Data items:
>>>
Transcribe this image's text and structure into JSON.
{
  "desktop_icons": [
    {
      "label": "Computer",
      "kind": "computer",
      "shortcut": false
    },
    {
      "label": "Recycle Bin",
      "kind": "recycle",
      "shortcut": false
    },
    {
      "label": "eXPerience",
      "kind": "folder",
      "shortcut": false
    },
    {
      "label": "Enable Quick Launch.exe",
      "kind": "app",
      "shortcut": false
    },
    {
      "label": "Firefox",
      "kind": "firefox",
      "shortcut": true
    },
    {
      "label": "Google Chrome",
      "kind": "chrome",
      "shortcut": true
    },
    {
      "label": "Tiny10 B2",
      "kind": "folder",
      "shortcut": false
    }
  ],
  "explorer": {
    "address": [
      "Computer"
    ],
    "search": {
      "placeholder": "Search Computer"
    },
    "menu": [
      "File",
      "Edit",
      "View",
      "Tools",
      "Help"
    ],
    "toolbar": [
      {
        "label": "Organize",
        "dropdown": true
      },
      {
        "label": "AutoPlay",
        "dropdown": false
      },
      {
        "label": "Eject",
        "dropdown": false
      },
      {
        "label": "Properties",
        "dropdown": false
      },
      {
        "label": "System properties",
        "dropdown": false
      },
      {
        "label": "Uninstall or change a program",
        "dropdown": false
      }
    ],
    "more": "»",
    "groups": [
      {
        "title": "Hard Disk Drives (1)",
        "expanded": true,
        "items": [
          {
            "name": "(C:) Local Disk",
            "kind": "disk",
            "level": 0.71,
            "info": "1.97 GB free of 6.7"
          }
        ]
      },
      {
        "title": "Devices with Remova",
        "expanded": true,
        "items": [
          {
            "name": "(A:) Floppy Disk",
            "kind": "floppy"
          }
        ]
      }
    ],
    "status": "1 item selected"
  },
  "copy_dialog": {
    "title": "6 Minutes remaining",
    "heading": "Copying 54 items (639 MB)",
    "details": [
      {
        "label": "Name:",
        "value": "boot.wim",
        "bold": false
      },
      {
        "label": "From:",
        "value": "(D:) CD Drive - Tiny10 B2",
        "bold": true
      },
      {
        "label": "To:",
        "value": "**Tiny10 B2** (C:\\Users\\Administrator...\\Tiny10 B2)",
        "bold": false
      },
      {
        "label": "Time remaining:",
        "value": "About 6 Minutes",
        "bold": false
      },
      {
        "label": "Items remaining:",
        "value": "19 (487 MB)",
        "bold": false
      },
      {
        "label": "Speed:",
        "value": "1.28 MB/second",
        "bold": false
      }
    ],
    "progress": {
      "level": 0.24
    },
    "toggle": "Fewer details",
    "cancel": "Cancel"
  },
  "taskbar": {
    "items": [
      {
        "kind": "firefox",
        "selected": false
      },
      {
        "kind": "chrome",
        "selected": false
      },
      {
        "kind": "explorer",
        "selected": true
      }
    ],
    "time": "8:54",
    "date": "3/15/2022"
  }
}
<<<
■ **Objective**
Each line of the material above either contains the word "selected" or does not; state how many do, and nothing else.

■ **Response below**
4